What you should do:
Please answer these questions from the article about King and Ibrox:
(a) How many points is King's club behind?
(b) Whose shot came off the post?
(c) Which clubs are named as the actual rivals?

Article:
If  you had to come up with a caption for the above photo you could do worse than; “I once told a lie this big ….”

Yes, nothing we didn’t already know, Dave.

Well now begins the backlash.

King has escaped real scrutiny up until now, but with his club 19 points behind ours (and we have a game in hand) their fans know this is the window where he has to deliver. Nobody realistically thinks that he will; the economics of this don’t lie. The money isn’t there.

Things would be a whole lot better at Ibrox if King and his board had admitted that right from the start, and if the media hadn’t pushed nonsense about “war-chests” and “catching Celtic” in the first place. Arrogant, elitist nonsense unsupported by facts.

Lying to people isn’t a long-term strategy.

And making promises you can’t keep or won’t isn’t any kind of strategy at all.

That realisation that they were involved in nothing but a con-job has started at Ibrox; the league table doesn’t lie after all, no matter how many people think the three games where we’ve beaten them were “closer than they looked.”

Miller’s shot that came off the post is the straw some of them now clutch to; it’s pretty pathetic to be honest.

We’re not so far out in front on the back of two league games against them. We’ve been consistent, even consistently brilliant, since the season started. They’ve dropped points hither, thither and yon. Because their team of second-rate players from the English lower leagues is a mid-table side at best, and in a year where their actual rivals – Aberdeen, Hearts, Motherwell, Inverness etc – were capable of stringing together four or five wins at a time they’d already be in a world of trouble.

I have no sympathy for Sevco fans at all.

The dawning of truth and reality is hurting and it’s going to hurt a lot more, but I can’t muster one iota of goodwill for them.

Dataset content:
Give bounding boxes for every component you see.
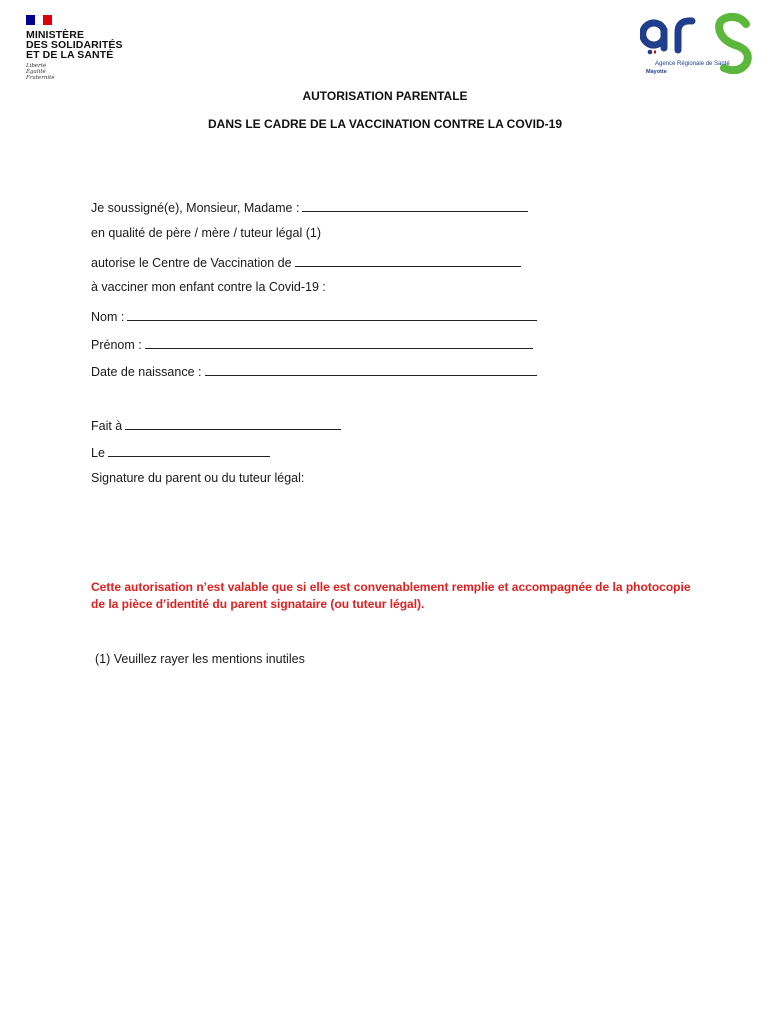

Answer:
(a) 19 points
(b) Miller's
(c) Aberdeen, Hearts, Motherwell and Inverness